EXERCISE PROMPT →
Determine the number of lines where "Power" occurs and reply with that number by itself.

Records from a collection
▼

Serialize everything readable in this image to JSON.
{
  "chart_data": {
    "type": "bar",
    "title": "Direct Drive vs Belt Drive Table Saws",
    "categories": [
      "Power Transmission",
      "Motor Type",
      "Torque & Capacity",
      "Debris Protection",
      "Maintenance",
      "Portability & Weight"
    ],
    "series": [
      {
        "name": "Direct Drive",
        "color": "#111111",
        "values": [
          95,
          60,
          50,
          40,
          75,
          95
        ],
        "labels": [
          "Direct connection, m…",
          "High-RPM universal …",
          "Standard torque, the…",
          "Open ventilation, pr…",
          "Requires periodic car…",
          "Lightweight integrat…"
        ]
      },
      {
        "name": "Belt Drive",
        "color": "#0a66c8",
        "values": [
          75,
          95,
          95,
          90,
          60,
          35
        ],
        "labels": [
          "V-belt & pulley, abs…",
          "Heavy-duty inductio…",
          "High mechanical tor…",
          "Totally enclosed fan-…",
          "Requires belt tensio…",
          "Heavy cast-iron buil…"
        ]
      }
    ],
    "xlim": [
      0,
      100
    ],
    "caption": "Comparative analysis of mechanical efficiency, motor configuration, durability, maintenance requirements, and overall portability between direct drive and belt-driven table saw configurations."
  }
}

▲
▼

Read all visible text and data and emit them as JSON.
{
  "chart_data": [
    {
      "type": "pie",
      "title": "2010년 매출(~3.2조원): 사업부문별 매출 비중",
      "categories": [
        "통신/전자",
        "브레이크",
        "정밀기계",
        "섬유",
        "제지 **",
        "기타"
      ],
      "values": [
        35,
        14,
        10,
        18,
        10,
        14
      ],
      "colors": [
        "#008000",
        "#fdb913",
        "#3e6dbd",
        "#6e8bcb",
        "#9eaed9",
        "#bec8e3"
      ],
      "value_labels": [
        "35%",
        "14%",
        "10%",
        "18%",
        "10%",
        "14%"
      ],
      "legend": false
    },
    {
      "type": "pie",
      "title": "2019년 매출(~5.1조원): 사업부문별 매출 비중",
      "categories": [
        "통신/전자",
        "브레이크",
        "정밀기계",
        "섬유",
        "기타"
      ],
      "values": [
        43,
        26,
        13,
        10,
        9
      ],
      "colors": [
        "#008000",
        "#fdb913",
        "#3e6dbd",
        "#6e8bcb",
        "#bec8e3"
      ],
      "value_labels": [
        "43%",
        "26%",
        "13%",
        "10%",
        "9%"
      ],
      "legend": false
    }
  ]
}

▲
▼

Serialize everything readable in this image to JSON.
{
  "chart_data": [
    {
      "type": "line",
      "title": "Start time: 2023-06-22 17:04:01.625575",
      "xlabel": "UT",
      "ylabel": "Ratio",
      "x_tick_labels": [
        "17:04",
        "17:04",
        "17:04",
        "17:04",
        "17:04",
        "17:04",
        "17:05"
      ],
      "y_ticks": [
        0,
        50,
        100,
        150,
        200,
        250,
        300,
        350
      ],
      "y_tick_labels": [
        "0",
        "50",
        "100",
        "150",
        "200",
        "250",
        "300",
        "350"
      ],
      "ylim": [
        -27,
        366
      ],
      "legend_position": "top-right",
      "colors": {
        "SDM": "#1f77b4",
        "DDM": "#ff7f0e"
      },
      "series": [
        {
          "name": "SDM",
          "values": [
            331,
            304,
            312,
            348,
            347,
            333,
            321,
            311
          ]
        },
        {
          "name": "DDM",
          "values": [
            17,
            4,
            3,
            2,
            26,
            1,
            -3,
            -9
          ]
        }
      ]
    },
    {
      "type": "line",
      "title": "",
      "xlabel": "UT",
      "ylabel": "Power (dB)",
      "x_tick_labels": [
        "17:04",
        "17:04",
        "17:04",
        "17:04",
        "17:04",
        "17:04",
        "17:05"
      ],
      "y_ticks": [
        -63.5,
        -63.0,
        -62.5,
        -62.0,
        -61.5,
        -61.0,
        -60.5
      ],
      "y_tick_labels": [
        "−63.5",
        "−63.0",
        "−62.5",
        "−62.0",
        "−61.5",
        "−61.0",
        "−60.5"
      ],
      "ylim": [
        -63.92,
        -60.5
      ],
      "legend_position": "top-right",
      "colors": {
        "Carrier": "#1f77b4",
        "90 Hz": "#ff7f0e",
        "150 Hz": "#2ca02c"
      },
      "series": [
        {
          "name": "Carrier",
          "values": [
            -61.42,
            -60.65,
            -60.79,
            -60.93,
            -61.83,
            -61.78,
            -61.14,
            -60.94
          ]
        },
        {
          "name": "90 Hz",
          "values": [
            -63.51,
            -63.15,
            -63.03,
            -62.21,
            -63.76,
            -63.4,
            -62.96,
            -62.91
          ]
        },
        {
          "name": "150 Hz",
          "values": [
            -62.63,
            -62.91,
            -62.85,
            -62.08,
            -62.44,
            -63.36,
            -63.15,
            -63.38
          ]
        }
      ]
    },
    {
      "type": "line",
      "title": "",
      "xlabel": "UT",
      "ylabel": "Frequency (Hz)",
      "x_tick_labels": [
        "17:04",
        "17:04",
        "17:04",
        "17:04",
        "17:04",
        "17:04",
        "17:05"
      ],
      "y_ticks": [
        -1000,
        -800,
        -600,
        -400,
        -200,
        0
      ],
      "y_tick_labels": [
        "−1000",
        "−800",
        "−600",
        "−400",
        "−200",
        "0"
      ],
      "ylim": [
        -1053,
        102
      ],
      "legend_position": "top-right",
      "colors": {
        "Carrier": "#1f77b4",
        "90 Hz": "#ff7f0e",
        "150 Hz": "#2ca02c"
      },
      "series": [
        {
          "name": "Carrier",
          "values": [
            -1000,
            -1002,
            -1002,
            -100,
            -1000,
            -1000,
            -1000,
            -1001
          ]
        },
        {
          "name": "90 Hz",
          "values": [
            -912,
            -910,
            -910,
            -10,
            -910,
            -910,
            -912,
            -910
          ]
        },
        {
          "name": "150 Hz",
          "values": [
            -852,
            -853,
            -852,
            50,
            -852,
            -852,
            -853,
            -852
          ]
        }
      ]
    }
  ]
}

▲

TASK OUTPUT →
2